▶ _Complete the following_
A. Summarize the blog text below in two sentences.
B. Using the blog text below, decide whether each statement agrees with it. Answer yes or no, and quote the words that settle it.
(i) The writer lived in Vancouver for twenty-two years.
(ii) The cobweb photos from Burnaby Lake show spiders.
(iii) On the weekend the writer bought a wool blanket.
C. Answer these questions from the blog text below.
(i) Where does the writer teach writing online?
(ii) Who did a Journey interview earlier?
(iii) Into how many batches was the cobweb photo upload divided?

▶ _Selected extract_
────────────────────

About Alyx Dellamonica

After twenty-two years in Vancouver, B.C., I've recently moved to Toronto Ontario, where I make my living writing science fiction and fantasy; I also review books and teach writing online at UCLA. I'm a legally married lesbian, a coffee snob, and I wake up at an appallingly early hour.

Nesting, reading, Leaping around at TOR

My review of Marie Brennan’s A Star Shall Fall is up at Tor.com; Marie, you might remember, also did a Journey interview here a while back.

In related news, my Quantum Leap rewatch on “Another Mother” is also up at Tor.com.

The past couple of days it has been pouring rain in torrents, very chilly and dark, the kind of rain where you might as well be swimming, and so I sensibly spent most of yesterday indoors, working either at my desk or reading by the fire.

Whole cobwebs

This hibernation weather that tends to trigger nesting urges, so on the weekend I bought a new set of very soft cotton sheets and a microfleece blanket.

A web is a concrete accomplishment

I’ve been looking through my cobweb photos from Burnaby Lake, all of which, incidentally, are spider free. It’s all threads and plants and water drops. There were so many I had to divide the upload into two batches, one of fragments and close-ups, another of whole webs, like this one.

────────────────────

▶ _Available data_
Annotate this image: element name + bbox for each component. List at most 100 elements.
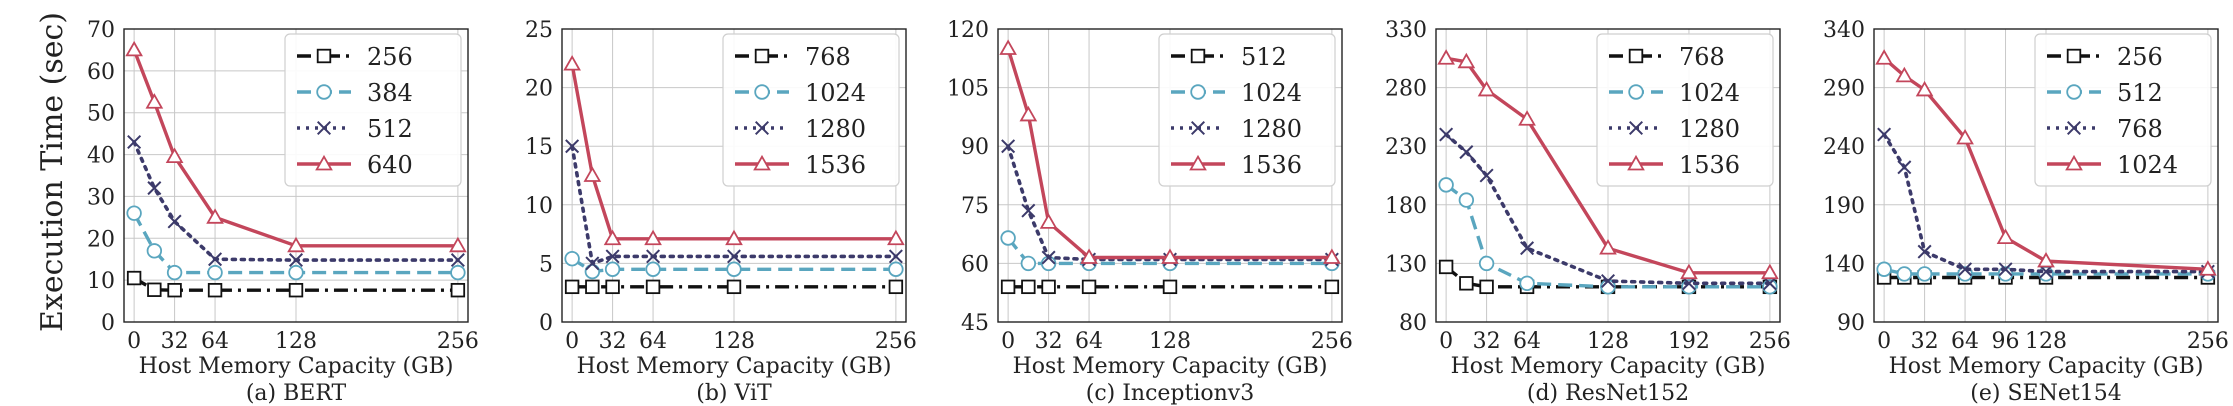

────────────────────

▶ _Responses per task_
A. The writer, who makes a living writing science fiction and fantasy and also reviews books and teaches writing online at UCLA, has recently moved to Toronto after twenty-two years in Vancouver. A review of Marie Brennan's A Star Shall Fall and a Quantum Leap rewatch on "Another Mother" are up at Tor.com, and during days of pouring rain the writer stayed indoors, bought new bedding, and looked through spider-free cobweb photos from Burnaby Lake.

B.
(i) Yes: "After twenty-two years in Vancouver, B.C."
(ii) No: "all of which, incidentally, are spider free"
(iii) No: "a new set of very soft cotton sheets and a microfleece blanket"

C.
(i) UCLA
(ii) Marie Brennan
(iii) Two